• Records from a dataset:
__________________________________________________

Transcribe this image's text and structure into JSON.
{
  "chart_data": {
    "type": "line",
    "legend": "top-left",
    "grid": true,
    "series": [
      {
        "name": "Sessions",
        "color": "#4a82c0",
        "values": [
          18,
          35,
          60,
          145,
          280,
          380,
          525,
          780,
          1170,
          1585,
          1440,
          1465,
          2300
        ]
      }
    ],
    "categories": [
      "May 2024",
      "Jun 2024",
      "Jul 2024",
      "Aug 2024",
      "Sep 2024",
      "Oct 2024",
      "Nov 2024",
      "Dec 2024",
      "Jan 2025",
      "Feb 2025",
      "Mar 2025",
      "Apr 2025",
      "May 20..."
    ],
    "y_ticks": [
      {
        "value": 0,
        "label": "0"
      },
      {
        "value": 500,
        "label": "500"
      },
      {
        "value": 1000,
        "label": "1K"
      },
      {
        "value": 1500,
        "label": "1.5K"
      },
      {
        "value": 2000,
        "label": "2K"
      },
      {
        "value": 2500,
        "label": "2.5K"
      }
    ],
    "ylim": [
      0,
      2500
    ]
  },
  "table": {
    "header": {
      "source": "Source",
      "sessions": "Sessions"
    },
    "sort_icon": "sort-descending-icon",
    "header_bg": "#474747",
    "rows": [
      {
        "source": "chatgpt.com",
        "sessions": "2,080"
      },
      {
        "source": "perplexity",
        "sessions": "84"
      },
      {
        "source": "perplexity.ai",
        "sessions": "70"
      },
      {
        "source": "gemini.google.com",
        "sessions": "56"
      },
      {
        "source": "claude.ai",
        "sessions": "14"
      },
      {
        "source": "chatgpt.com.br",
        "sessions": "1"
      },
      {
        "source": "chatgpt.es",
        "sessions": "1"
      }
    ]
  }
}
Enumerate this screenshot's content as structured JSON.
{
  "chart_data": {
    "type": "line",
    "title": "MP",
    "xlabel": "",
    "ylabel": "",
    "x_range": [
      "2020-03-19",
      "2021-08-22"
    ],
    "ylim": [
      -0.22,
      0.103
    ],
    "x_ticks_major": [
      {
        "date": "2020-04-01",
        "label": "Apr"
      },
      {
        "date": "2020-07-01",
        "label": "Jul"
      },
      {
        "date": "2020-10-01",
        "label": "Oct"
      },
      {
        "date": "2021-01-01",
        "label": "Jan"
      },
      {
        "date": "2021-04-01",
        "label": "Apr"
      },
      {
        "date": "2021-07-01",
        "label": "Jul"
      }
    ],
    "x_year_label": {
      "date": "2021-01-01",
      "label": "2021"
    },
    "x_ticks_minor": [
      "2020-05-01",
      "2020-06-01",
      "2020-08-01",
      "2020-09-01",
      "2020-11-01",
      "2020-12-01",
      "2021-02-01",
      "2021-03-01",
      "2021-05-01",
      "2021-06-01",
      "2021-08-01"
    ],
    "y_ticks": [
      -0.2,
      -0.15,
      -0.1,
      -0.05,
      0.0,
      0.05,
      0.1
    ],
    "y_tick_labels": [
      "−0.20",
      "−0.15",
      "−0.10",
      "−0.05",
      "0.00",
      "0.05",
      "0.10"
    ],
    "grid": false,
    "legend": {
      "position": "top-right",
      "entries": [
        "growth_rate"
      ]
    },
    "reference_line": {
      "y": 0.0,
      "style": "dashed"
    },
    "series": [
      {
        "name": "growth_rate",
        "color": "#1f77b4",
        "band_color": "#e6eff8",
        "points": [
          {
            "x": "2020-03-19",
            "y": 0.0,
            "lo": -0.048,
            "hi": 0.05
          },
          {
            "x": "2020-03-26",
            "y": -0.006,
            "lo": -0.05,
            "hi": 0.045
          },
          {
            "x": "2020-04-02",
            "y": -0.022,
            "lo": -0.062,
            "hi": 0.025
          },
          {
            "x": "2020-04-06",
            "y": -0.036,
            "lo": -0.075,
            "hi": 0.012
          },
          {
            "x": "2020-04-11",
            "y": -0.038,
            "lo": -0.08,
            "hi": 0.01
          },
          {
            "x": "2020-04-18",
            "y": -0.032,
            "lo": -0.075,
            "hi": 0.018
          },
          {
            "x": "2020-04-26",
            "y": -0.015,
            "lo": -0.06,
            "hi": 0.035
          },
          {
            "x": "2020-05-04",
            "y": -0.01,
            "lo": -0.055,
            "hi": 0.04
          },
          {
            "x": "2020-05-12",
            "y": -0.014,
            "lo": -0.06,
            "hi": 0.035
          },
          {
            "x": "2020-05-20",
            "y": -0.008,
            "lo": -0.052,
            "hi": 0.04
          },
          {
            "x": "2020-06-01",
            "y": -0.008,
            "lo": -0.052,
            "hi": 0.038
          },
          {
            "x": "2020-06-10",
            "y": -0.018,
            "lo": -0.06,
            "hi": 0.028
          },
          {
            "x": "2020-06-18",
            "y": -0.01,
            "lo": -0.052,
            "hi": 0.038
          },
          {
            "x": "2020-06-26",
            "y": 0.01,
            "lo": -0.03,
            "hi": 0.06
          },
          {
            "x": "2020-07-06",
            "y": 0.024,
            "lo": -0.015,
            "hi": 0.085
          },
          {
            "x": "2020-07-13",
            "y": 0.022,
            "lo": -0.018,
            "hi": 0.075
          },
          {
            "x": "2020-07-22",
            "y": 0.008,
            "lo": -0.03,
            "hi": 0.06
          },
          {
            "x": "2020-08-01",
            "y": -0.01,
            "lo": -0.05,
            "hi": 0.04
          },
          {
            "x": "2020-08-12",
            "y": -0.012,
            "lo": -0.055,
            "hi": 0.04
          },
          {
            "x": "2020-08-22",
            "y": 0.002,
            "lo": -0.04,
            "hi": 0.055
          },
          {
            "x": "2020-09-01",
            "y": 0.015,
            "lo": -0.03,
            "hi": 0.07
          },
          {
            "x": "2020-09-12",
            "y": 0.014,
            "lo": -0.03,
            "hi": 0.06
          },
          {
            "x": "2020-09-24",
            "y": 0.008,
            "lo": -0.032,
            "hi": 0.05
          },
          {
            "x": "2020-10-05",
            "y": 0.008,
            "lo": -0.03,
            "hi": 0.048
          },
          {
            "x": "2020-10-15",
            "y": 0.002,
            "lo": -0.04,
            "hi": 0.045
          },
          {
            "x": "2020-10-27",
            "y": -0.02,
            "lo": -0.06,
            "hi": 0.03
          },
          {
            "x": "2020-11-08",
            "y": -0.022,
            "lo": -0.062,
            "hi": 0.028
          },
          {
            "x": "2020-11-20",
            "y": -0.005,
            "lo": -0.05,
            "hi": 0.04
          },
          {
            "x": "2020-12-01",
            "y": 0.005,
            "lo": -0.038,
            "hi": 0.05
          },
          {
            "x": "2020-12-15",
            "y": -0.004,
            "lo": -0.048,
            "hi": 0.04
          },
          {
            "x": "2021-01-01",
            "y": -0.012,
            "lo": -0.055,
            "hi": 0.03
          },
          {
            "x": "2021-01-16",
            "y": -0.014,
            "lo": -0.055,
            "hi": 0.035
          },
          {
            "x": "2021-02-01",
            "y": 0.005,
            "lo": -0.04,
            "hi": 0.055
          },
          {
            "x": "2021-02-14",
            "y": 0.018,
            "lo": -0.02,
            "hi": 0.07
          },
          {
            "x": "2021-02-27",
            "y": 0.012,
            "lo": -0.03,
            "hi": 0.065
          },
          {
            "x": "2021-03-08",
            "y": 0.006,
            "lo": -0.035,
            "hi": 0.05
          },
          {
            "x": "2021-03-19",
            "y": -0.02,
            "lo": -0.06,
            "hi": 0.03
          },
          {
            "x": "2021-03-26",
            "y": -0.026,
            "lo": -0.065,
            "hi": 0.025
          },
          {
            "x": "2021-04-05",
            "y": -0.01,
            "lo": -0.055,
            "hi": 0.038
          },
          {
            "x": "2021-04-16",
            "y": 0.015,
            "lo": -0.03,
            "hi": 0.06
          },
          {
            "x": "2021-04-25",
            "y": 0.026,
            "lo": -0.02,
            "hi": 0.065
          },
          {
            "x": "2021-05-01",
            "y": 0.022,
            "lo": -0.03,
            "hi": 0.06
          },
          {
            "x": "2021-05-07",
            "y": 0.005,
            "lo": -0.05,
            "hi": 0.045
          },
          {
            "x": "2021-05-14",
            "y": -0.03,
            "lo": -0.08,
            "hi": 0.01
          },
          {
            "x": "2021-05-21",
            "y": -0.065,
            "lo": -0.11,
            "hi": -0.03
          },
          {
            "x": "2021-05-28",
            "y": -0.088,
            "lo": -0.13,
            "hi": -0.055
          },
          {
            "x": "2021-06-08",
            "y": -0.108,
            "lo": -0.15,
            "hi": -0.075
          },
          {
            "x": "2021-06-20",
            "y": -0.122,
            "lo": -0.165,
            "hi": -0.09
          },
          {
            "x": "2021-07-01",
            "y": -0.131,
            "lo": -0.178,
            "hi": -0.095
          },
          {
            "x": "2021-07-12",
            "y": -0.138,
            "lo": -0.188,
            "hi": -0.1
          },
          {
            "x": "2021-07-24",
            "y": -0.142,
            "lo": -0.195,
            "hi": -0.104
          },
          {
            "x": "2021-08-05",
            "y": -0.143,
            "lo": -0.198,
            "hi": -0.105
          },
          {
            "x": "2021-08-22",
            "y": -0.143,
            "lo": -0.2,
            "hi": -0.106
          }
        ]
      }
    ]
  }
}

__________________________________________________

• TASK INSTRUCTIONS: Show the lines where the word "JSON" appears in the entries.

• TASK SOLUTION:
Transcribe this image's text and structure into JSON.
Enumerate this screenshot's content as structured JSON.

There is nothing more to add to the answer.